**** Given text ****
Unfortunately, bullying isn’t anything new. School children across the country experience various forms of bullying on a regular basis. But with the rapid advancement of technology, the same bullying that was once limited to the playground can now make its way beyond the locked doors of homes by way of electronic devices.
What is Cyberbullying?
When an individual utilizes electronic devices such as a cell phone or computer to communicate threats or harassment, it is considered to be cyberbullying or cyberstalking. In North Carolina, cyberbullying is addressed under the school anti-bullying policy, but it is also addressed in criminal court when it has broken a law.
Cyberbullying is any bullying that occurs through digital devices including tablets, cell phones, and computers. Cyberbullying can occur in many places, such as over:
- Text Messages
- Instant Messages
- Social Media
Someone may be charged with cyberbullying in North Carolina under the state’s stalking law if he or she engages in two or more acts against the same, targeted victim and the bully either knew or should have known that such actions would either:
- Cause the victim to suffer substantial distress due to fear of continued harassment, bodily injury, or death, or
- Put the victim in reasonable fear for his or her safety or the safety of his or her family member or friend.
**** Source excerpt ****
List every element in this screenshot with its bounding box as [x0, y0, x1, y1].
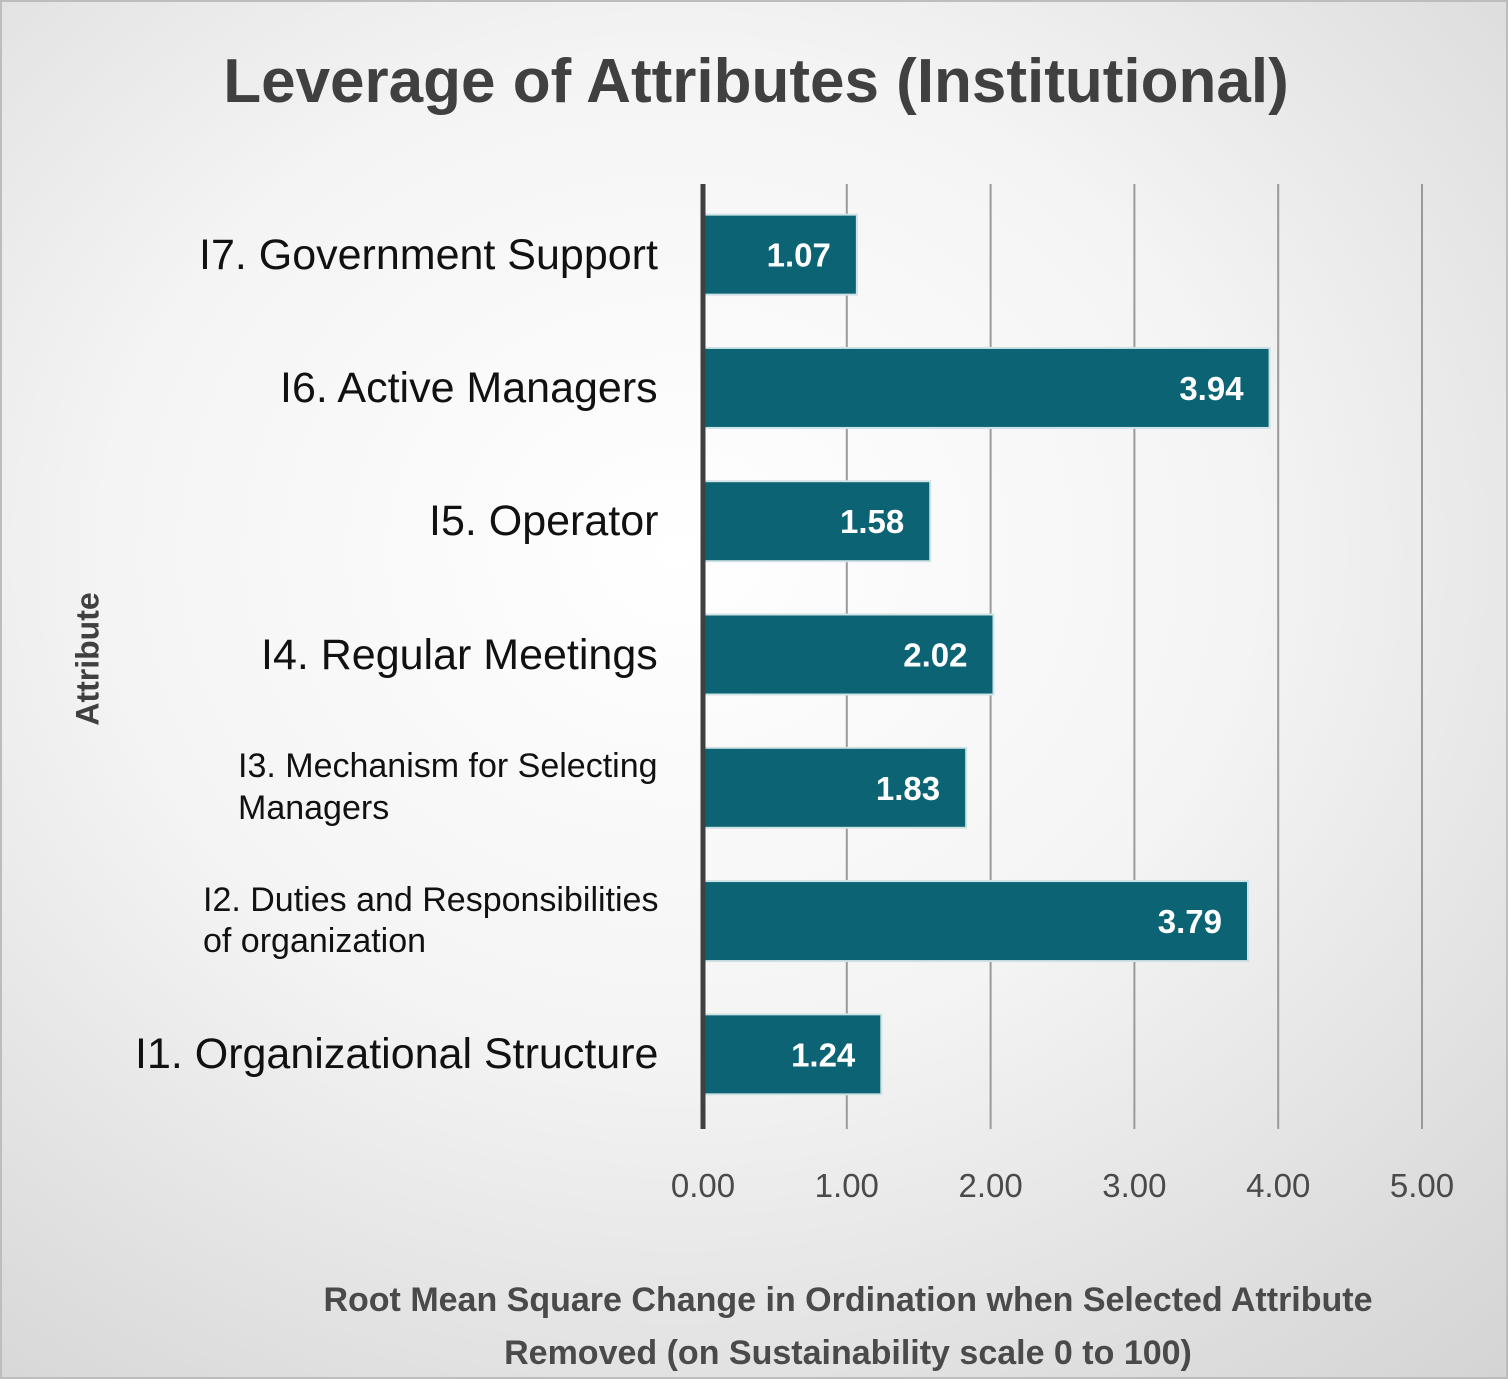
****
> _Task requirements_:
A) In the cyberbullying text, how many acts against the same targeted victim does North Carolina's stalking law require for a cyberbullying charge?
B) Write the next part of the cyberbullying text, picking up after its final sentence.
The listing plays no part in what comes next.

> _Task results_:
A) Two or more.

B)
Stalking is a class A1 misdemeanor that may include fines and jail time depending upon the specific details of the case.
North Carolina’s specific cyberbullying law makes it illegal to use a computer to engage in certain specific, prohibited behaviors such as posing as a minor with a fake user profile and communicating with or posting images or messages about a minor for the purpose of intimidation or torment of that minor of his or her parent.
Cyberbullying is a class 1 misdemeanor if the defendant was 18 or older at the time of the alleged crime, and a class 2 misdemeanor if he or she was younger than 18 at the time of the alleged crime.
Defenses to Criminal Cyberbullying Charges
Such as is the case with any crime; cyberbullying has several defenses that may apply. Such defenses include:
- Free Speech
- Reasonable Fear (whether or not the victim’s fear was in fact reasonable)
Contact Hancock Law Firm, PLLC Today to Discuss Your Case
If you or a loved one has been charged with cyberbullying in North Carolina, a conviction can leave you with long-lasting consequences. That is why it is so important to consult with a knowledgeable and experienced North Carolina Criminal Defense attorney.
At Hancock Law Firm, PLLC, we understand how a conviction of cyberbullying can negatively impact many aspects of your life and will fight to minimize the consequences and the impact of your charges. To learn more or to schedule a free consultation, contact us today!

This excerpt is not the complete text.